* [Request]: State how many lines of the records contain the string "JSON". Give the number alone.

═══ Data for this task ═══

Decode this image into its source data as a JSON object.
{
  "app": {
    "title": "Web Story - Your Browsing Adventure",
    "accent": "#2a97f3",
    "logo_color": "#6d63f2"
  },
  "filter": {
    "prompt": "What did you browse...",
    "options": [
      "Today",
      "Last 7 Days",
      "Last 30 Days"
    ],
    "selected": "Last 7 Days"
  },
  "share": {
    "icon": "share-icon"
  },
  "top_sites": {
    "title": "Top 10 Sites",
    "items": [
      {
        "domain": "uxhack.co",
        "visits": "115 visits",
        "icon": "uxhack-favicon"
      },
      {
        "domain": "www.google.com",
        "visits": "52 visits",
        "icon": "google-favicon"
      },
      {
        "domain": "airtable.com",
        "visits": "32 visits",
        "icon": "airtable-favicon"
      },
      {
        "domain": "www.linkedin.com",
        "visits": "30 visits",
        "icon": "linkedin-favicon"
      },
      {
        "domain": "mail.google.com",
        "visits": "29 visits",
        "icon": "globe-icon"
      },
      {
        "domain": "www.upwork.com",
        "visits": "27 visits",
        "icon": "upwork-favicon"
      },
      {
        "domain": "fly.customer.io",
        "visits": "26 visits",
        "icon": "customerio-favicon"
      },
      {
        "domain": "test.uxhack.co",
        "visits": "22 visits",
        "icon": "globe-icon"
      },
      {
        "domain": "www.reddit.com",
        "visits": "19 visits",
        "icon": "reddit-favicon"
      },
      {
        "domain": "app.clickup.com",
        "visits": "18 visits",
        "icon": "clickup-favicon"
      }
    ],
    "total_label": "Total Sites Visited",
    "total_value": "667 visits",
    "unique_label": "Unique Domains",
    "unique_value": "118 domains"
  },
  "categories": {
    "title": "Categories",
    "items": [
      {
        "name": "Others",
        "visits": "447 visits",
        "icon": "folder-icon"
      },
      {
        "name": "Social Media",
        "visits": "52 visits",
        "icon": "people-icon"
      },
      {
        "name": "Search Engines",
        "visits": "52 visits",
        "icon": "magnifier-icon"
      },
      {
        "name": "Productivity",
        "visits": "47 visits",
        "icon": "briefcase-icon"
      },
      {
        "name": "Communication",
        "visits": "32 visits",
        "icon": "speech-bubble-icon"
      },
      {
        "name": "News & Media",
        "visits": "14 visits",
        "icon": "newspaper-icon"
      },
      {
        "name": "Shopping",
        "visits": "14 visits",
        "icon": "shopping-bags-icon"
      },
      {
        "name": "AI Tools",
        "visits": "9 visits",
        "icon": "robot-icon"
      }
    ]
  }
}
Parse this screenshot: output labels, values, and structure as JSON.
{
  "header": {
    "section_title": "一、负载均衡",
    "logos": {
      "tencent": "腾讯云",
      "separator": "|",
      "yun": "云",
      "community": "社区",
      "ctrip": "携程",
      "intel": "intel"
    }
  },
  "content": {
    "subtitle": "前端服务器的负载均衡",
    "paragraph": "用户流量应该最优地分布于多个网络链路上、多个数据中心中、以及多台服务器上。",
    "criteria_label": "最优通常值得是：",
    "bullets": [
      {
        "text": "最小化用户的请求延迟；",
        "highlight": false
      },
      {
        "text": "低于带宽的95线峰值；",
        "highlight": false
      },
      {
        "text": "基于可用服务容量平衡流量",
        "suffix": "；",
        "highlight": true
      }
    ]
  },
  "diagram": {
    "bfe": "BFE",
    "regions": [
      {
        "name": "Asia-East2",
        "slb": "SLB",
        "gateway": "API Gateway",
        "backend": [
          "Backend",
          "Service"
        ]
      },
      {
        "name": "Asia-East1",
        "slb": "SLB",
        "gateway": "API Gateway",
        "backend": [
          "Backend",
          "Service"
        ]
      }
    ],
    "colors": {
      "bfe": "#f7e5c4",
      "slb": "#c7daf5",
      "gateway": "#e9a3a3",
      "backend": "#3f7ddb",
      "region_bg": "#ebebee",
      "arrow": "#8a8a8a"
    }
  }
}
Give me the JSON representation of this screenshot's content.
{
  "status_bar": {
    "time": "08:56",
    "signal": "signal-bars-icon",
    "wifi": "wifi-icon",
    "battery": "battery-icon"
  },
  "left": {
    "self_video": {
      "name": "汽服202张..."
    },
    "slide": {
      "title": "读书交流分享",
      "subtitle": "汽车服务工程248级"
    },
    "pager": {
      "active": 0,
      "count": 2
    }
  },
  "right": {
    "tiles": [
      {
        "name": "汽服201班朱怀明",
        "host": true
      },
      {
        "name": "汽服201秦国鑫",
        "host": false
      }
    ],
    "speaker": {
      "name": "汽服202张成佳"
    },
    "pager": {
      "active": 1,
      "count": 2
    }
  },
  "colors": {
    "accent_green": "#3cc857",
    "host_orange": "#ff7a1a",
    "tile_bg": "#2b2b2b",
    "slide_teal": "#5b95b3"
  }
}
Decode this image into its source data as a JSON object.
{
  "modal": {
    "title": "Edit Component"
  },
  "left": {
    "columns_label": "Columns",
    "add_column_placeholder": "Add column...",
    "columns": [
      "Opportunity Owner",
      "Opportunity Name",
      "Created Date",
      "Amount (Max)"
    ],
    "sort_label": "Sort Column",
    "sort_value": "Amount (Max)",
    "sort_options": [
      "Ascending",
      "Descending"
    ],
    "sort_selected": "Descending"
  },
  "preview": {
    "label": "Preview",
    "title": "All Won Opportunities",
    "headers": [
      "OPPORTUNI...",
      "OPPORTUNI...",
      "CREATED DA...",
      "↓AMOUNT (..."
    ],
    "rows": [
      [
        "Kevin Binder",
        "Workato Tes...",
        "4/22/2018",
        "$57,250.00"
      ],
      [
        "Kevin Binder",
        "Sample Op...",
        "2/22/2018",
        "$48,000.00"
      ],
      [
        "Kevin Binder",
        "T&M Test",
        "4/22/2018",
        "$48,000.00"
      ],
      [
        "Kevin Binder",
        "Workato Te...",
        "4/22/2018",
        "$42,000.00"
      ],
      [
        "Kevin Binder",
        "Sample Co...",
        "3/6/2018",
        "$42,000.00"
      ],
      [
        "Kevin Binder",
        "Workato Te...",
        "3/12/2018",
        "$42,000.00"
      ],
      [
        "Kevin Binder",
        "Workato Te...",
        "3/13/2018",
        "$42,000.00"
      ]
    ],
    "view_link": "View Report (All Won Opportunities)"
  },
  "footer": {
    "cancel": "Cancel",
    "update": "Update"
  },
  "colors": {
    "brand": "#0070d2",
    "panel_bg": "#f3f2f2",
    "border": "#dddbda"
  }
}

═══

* [The reply]: 4